--- Begin Information provided ---

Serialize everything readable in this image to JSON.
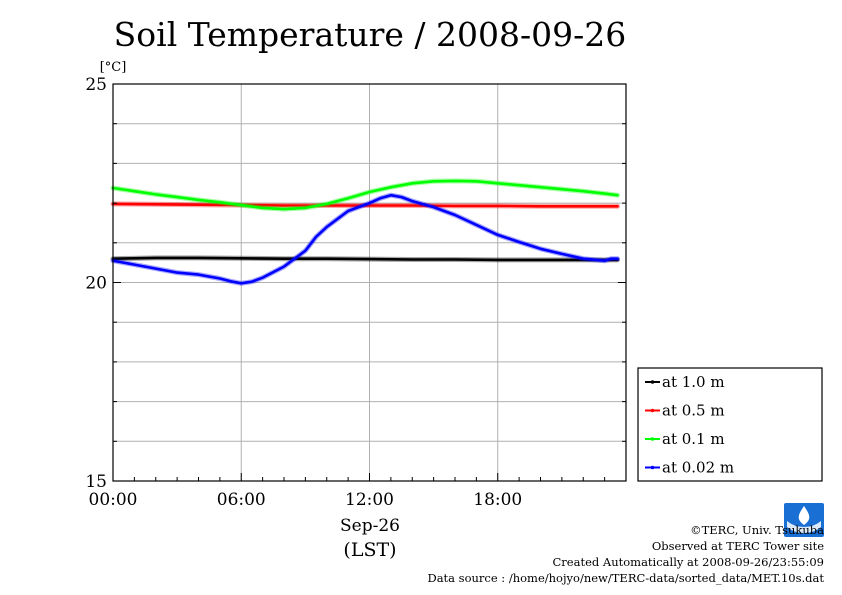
{
  "chart_data": {
    "type": "line",
    "title": "Soil Temperature / 2008-09-26",
    "ylabel": "[°C]",
    "ylim": [
      15,
      25
    ],
    "xlim": [
      0,
      24
    ],
    "yticks": [
      15,
      20,
      25
    ],
    "x_ticks": [
      {
        "value": 0,
        "label": "00:00"
      },
      {
        "value": 6,
        "label": "06:00"
      },
      {
        "value": 12,
        "label": "12:00"
      },
      {
        "value": 18,
        "label": "18:00"
      }
    ],
    "xlabel_date": "Sep-26",
    "xlabel_tz": "(LST)",
    "grid": true,
    "legend_position": "right",
    "series": [
      {
        "name": "at 1.0 m",
        "color": "#000000",
        "x": [
          0,
          2,
          4,
          6,
          8,
          10,
          12,
          14,
          16,
          18,
          20,
          22,
          23.6
        ],
        "y": [
          20.6,
          20.62,
          20.62,
          20.61,
          20.6,
          20.6,
          20.59,
          20.58,
          20.58,
          20.57,
          20.57,
          20.57,
          20.57
        ]
      },
      {
        "name": "at 0.5 m",
        "color": "#ff0000",
        "x": [
          0,
          2,
          4,
          6,
          8,
          10,
          12,
          14,
          16,
          18,
          20,
          22,
          23.6
        ],
        "y": [
          21.98,
          21.97,
          21.96,
          21.95,
          21.94,
          21.94,
          21.94,
          21.94,
          21.93,
          21.93,
          21.92,
          21.92,
          21.92
        ]
      },
      {
        "name": "at 0.1 m",
        "color": "#00ff00",
        "x": [
          0,
          1,
          2,
          3,
          4,
          5,
          6,
          7,
          8,
          9,
          10,
          11,
          12,
          13,
          14,
          15,
          16,
          17,
          18,
          19,
          20,
          21,
          22,
          23,
          23.6
        ],
        "y": [
          22.38,
          22.3,
          22.22,
          22.15,
          22.08,
          22.02,
          21.95,
          21.88,
          21.85,
          21.88,
          21.98,
          22.12,
          22.28,
          22.4,
          22.5,
          22.55,
          22.56,
          22.55,
          22.5,
          22.45,
          22.4,
          22.35,
          22.3,
          22.24,
          22.2
        ]
      },
      {
        "name": "at 0.02 m",
        "color": "#0000ff",
        "x": [
          0,
          1,
          2,
          3,
          4,
          5,
          5.5,
          6,
          6.5,
          7,
          8,
          9,
          9.5,
          10,
          11,
          12,
          12.5,
          13,
          13.5,
          14,
          15,
          16,
          17,
          18,
          19,
          20,
          21,
          22,
          23,
          23.3,
          23.6
        ],
        "y": [
          20.55,
          20.45,
          20.35,
          20.25,
          20.2,
          20.1,
          20.03,
          19.98,
          20.02,
          20.12,
          20.4,
          20.8,
          21.15,
          21.4,
          21.8,
          22.0,
          22.12,
          22.2,
          22.15,
          22.05,
          21.9,
          21.7,
          21.45,
          21.2,
          21.02,
          20.85,
          20.72,
          20.6,
          20.55,
          20.6,
          20.6
        ]
      }
    ]
  },
  "credits": {
    "copyright": "©TERC, Univ. Tsukuba",
    "observed": "Observed at TERC Tower site",
    "created": "Created Automatically at 2008-09-26/23:55:09",
    "source": "Data source : /home/hojyo/new/TERC-data/sorted_data/MET.10s.dat"
  },
  "logo": {
    "text": "TERC",
    "color": "#1a6fd4"
  }
}
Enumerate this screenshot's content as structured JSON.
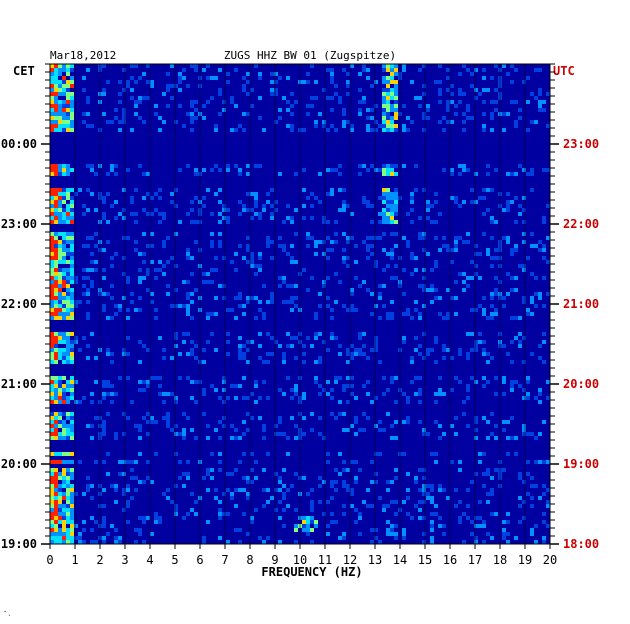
{
  "chart_data": {
    "type": "heatmap",
    "title": "ZUGS HHZ BW 01 (Zugspitze)",
    "date": "Mar18,2012",
    "xlabel": "FREQUENCY (HZ)",
    "xlim": [
      0,
      20
    ],
    "x_ticks": [
      "0",
      "1",
      "2",
      "3",
      "4",
      "5",
      "6",
      "7",
      "8",
      "9",
      "10",
      "11",
      "12",
      "13",
      "14",
      "15",
      "16",
      "17",
      "18",
      "19",
      "20"
    ],
    "left_axis_label": "CET",
    "right_axis_label": "UTC",
    "left_ticks": [
      "00:00",
      "23:00",
      "22:00",
      "21:00",
      "20:00",
      "19:00"
    ],
    "right_ticks": [
      "23:00",
      "22:00",
      "21:00",
      "20:00",
      "19:00",
      "18:00"
    ],
    "footer_mark": "·ˎ",
    "colors": {
      "left_tick_color": "#000000",
      "right_tick_color": "#cc0000",
      "background": "#0000a0"
    }
  }
}
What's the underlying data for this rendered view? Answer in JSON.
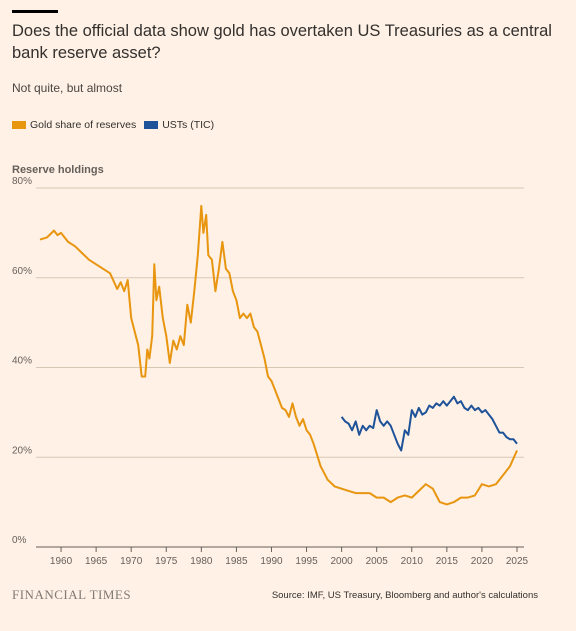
{
  "chart_data": {
    "type": "line",
    "title": "Does the official data show gold has overtaken US Treasuries as a central bank reserve asset?",
    "subtitle": "Not quite, but almost",
    "ylabel": "Reserve holdings",
    "xlim": [
      1957,
      2026
    ],
    "ylim": [
      0,
      80
    ],
    "x_ticks": [
      1960,
      1965,
      1970,
      1975,
      1980,
      1985,
      1990,
      1995,
      2000,
      2005,
      2010,
      2015,
      2020,
      2025
    ],
    "y_ticks": [
      0,
      20,
      40,
      60,
      80
    ],
    "y_tick_labels": [
      "0%",
      "20%",
      "40%",
      "60%",
      "80%"
    ],
    "grid": true,
    "legend_position": "top-left",
    "series": [
      {
        "name": "Gold share of reserves",
        "color": "#e8950f",
        "x": [
          1957,
          1958,
          1959,
          1959.5,
          1960,
          1961,
          1962,
          1963,
          1964,
          1965,
          1966,
          1967,
          1968,
          1968.5,
          1969,
          1969.5,
          1970,
          1971,
          1971.5,
          1972,
          1972.3,
          1972.6,
          1973,
          1973.3,
          1973.6,
          1974,
          1974.5,
          1975,
          1975.5,
          1976,
          1976.5,
          1977,
          1977.5,
          1978,
          1978.5,
          1979,
          1979.5,
          1980,
          1980.3,
          1980.7,
          1981,
          1981.5,
          1982,
          1982.5,
          1983,
          1983.5,
          1984,
          1984.5,
          1985,
          1985.5,
          1986,
          1986.5,
          1987,
          1987.5,
          1988,
          1988.5,
          1989,
          1989.5,
          1990,
          1990.5,
          1991,
          1991.5,
          1992,
          1992.5,
          1993,
          1993.5,
          1994,
          1994.5,
          1995,
          1995.5,
          1996,
          1997,
          1998,
          1999,
          2000,
          2001,
          2002,
          2003,
          2004,
          2005,
          2006,
          2007,
          2008,
          2009,
          2010,
          2011,
          2012,
          2013,
          2014,
          2015,
          2016,
          2017,
          2018,
          2019,
          2020,
          2021,
          2022,
          2023,
          2024,
          2025
        ],
        "y": [
          68.5,
          69,
          70.5,
          69.5,
          70,
          68,
          67,
          65.5,
          64,
          63,
          62,
          61,
          57.5,
          59,
          57,
          59.5,
          51,
          45,
          38,
          38,
          44,
          42,
          47,
          63,
          55,
          58,
          51,
          47,
          41,
          46,
          44,
          47,
          45,
          54,
          50,
          57,
          65,
          76,
          70,
          74,
          65,
          64,
          57,
          62,
          68,
          62,
          61,
          57,
          55,
          51,
          52,
          51,
          52,
          49,
          48,
          45,
          42,
          38,
          37,
          35,
          33,
          31,
          30.5,
          29,
          32,
          29,
          27,
          28.5,
          26,
          25,
          23,
          18,
          15,
          13.5,
          13,
          12.5,
          12,
          12,
          12,
          11,
          11,
          10,
          11,
          11.5,
          11,
          12.5,
          14,
          13,
          10,
          9.5,
          10,
          11,
          11,
          11.5,
          14,
          13.5,
          14,
          16,
          18,
          21.5
        ]
      },
      {
        "name": "USTs (TIC)",
        "color": "#1e5299",
        "x": [
          2000,
          2000.5,
          2001,
          2001.5,
          2002,
          2002.5,
          2003,
          2003.5,
          2004,
          2004.5,
          2005,
          2005.5,
          2006,
          2006.5,
          2007,
          2007.5,
          2008,
          2008.5,
          2009,
          2009.5,
          2010,
          2010.5,
          2011,
          2011.5,
          2012,
          2012.5,
          2013,
          2013.5,
          2014,
          2014.5,
          2015,
          2015.5,
          2016,
          2016.5,
          2017,
          2017.5,
          2018,
          2018.5,
          2019,
          2019.5,
          2020,
          2020.5,
          2021,
          2021.5,
          2022,
          2022.5,
          2023,
          2023.5,
          2024,
          2024.5,
          2025
        ],
        "y": [
          29,
          28,
          27.5,
          26,
          28,
          25,
          27,
          26,
          27,
          26.5,
          30.5,
          28,
          27,
          28,
          27,
          25,
          23,
          21.5,
          26,
          25,
          30.5,
          29,
          31,
          29.5,
          30,
          31.5,
          31,
          32,
          31.5,
          32.5,
          31.5,
          32.5,
          33.5,
          32,
          32.5,
          31,
          30.5,
          31.5,
          30.5,
          31,
          30,
          30.5,
          29.5,
          28.5,
          27,
          25.5,
          25.5,
          24.5,
          24,
          24,
          23
        ]
      }
    ]
  },
  "source": "Source: IMF, US Treasury, Bloomberg and author's calculations",
  "brand": "FINANCIAL TIMES"
}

--- End Information provided ---

## Set exercise
Pick out every line above that contains the word "JSON" and copy it.

## The result
Serialize everything readable in this image to JSON.
Enumerate this screenshot's content as structured JSON.
What's the underlying data for this rendered view? Answer in JSON.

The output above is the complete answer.